Literature,
for it is either, as the never-stopped
argumentative speculation in defining its meaning as a theory,
of argumentations before issues of what is truth or just merely considered as
either a myth or a fiction, or, about life of human being which is somehow regarded
to be represented as an image (
catherine belsey ) in it as if literature is as a
significant formation as what Mitchell notes “...then representation is exactly the place where “life”,...gets into
the literary work.”, is truthfully considered to have its own relation as a
medium or significantly a place to one’s ideology as a personal consistency as
what Paul de Man argues that literature “towards
the integrity of a social and historical self rather than towards the impersonal
consistency...”,
which, that ”a social and historical self”, a
“personality”,
is viewed as a reasonable matter
of literature in creating
the identity, as to
what Foucault says identity is a self-made creation depends on a person’s own “bio power”.
Oscar
Wilde, a young and remarkable playwright over the era of Victorian-late has
fascinatingly created a medium of expressions
of what is called identity, through many
of Wilde’s remarkable English playwrights. To be more significant, Oscar
Wilde’s Woman of No Importance (1893)
shows his particular tendency in building the identity through his work of
drama, that, it is hereby viewed by the side of feminist criticism that Wilde truly
makes that men domination in western be visible enough to make a disgraceful
view for woman, as represented in one of its line by the character of Lady
Stutfield, “Ah! The world was made for
men not for woman.” (p.9) In western’s patriarchal culture, woman does not
allowed to do such similar thing as what man can do, because of, the world
is represented not to made for woman. Gilbert
and Gubar’s The Madwoman in the Attic constructs the idea of women’s
incapability to present their selves to society through literature. Women lost
their power of defining their selves as a subject of authority, in this case
when she turned to be a writer or a poet.
“Thus the "anxiety of influence" that a male
poet experiences is. felt by a female poet as an even
more primary "anxiety of authorship"-a radical fear that she
cannot create, that because she can never become a "precursor" the
act of writing will isolate or destroy. “Literature in a history of
western was never authorized to a ‘second sex’ – by what Mitchell calls "the inferiorized and 'alternative' (second sex) psychology of women
under patriarchy.", and the literature itself
was a very male-dominated. The power of men in the western literature had
erased woman’s equality in writing as what Cixous’s “writing is at once too high,
too great for you, it's reserved for the great-that is, for "great
men" , that
woman loses her right to be equally viewed as great as men in writing.

■ **SET PROBLEM 1**
Answer these from the passage on literature and identity:
(a) What year is given for Woman of No Importance?
(b) Which character speaks the line "Ah! The world was made for men not for woman."?
(c) According to Foucault as cited, identity depends on a person's own what?
■ **SET PROBLEM 2**
List every critic or theorist whose view the passage on literature and identity cites, leaving out Oscar Wilde.
■ **SET PROBLEM 3**
Please write what comes next in the passage on literature and identity, picking up after its final sentence.
The entries are not needed for any of this work.

[Element box records]

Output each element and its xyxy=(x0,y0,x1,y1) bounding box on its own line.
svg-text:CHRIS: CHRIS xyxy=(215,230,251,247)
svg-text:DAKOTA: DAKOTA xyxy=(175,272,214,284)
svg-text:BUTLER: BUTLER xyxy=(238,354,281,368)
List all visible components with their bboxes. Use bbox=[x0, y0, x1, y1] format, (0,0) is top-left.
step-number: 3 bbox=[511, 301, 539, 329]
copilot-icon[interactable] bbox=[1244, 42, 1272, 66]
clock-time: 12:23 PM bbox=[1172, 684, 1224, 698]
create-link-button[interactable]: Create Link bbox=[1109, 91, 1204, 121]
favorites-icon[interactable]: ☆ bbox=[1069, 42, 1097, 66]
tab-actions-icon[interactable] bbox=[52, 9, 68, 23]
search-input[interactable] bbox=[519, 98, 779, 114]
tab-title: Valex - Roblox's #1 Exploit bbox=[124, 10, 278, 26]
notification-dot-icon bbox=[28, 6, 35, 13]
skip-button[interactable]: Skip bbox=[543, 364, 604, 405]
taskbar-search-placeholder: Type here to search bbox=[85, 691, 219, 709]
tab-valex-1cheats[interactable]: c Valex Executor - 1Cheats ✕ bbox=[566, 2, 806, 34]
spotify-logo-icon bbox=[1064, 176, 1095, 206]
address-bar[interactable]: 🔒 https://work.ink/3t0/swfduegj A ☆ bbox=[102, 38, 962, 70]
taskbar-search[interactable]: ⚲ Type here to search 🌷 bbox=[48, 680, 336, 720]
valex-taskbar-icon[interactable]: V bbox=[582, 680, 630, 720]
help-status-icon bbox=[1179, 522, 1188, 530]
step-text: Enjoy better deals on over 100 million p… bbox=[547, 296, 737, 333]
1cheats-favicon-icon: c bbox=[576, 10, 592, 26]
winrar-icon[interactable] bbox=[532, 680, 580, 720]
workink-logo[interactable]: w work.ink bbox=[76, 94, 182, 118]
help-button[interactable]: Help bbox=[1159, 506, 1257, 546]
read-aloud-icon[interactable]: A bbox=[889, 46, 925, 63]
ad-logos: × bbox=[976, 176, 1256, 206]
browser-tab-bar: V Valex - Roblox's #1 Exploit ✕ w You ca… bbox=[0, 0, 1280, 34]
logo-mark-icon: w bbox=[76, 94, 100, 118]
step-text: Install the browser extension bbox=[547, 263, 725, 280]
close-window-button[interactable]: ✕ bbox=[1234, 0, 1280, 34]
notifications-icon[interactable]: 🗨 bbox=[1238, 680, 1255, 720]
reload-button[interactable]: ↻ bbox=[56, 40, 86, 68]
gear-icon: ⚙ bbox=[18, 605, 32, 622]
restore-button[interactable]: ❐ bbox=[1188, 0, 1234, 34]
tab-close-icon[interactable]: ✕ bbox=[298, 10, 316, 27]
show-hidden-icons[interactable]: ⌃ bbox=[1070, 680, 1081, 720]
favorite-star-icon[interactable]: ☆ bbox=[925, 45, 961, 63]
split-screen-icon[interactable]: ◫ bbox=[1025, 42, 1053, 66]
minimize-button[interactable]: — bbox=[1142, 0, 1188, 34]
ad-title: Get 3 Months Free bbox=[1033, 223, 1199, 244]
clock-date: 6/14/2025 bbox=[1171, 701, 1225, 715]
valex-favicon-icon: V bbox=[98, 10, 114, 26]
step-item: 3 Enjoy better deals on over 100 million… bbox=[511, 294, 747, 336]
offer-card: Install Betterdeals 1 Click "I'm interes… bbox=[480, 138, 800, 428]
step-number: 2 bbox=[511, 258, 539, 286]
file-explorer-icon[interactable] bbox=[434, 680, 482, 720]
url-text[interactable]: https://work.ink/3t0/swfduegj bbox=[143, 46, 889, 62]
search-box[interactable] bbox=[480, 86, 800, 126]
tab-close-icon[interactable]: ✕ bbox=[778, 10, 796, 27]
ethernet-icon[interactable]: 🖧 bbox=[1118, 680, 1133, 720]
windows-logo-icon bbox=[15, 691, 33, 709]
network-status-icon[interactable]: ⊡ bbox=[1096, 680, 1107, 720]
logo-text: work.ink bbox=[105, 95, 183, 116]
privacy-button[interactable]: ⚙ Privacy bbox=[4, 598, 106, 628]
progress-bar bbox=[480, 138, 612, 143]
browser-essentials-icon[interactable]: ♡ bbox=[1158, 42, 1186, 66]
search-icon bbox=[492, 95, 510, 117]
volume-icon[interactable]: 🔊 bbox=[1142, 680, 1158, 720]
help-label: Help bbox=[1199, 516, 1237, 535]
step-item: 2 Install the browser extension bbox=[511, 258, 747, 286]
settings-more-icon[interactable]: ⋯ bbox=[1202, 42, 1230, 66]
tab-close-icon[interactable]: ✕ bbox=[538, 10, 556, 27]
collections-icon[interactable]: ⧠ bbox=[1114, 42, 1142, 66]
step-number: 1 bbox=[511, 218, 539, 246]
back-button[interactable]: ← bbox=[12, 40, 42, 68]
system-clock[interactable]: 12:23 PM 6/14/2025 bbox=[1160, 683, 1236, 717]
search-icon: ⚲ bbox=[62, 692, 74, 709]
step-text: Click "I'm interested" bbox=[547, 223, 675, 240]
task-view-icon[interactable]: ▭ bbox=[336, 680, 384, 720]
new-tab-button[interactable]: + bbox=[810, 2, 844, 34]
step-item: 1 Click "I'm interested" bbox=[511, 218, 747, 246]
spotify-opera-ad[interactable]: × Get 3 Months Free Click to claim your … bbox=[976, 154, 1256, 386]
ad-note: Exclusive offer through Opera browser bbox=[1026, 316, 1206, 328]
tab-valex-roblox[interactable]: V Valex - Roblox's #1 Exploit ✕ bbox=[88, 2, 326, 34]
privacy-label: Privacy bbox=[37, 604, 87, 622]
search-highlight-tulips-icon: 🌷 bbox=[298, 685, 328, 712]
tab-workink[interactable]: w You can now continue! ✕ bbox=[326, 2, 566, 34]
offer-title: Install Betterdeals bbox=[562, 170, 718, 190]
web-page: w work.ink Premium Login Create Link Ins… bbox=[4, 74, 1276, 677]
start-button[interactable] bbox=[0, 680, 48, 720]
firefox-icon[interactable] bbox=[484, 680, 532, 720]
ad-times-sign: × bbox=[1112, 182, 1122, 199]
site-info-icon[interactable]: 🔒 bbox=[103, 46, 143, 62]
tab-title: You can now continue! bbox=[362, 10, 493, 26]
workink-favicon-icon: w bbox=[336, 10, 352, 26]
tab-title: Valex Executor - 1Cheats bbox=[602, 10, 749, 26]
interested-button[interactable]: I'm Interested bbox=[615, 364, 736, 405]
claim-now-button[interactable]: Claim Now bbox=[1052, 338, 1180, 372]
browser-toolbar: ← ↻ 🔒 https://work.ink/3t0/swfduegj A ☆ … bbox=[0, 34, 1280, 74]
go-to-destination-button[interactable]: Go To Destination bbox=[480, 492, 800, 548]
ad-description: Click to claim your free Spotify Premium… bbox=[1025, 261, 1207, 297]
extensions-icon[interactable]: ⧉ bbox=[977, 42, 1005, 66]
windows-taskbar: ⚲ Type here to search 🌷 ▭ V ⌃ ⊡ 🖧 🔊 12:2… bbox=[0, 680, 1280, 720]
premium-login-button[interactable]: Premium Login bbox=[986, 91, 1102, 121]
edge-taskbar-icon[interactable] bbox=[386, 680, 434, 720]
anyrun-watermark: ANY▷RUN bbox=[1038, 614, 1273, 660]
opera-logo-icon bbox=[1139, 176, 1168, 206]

■ **WRITTEN RESPONSE 1**
(a) 1893
(b) Lady Stutfield
(c) "bio power"

■ **WRITTEN RESPONSE 2**
Catherine Belsey
Mitchell
Paul de Man
Foucault
Gilbert
Gubar
Cixous

■ **WRITTEN RESPONSE 3**
However Wilde’s Woman
of No Importance has also been so
differ about this kind of view that if writing has been so absolutely regarded
as man’s signature manners, then why in such one of this 19th century’s western
remarkable play, there is still a given-part to an idea of woman who writes
down the letters in a piece of paper like what the character of Mrs. Arbuthnot
does very gracefully under her consciousness, “She...Writes
a beautiful hand, too, so large, so firm.”
The play insists that this Idea of woman who does a handwritten-text shall be
viewed as a very clear representation that writing is particularly done as not only
an absolute matter of man’s masculinity but that “...beautiful hand...so large, so firm” is somehow responsible to
be viewed as a woman’s textual form of femininity also. In Wilde’s Woman of No Importance, the argumentation
grows up more arguable related to what old critics have pointed out about the
relation between man’s superior power in western’s literature and their claim
of writting as an absolute masculinity, that there is lied an irony represented
through, “What a curious handwriting! It
reminds me of the handwriting of a woman I used to know years ago” (p.20),
that if writing is inappropriate to woman then how is that possible to define
an inappropriate thing is fascinatingly able to reform the identity of oneself
only by her handwriting?
The
difference class of sexuality, woman as what is quoted as ‘second sex’, loses
the acclaim value of being the authentic writer for her authentic work referred
to the dominant authority of male. However it gives a different perception here
to Oscar Wilde, who have been popularly known as one of the most remarkable
London’s playwrights that most of his works are done by holding that a value of
femininity, represents the idea of a woman in that era of 19th century.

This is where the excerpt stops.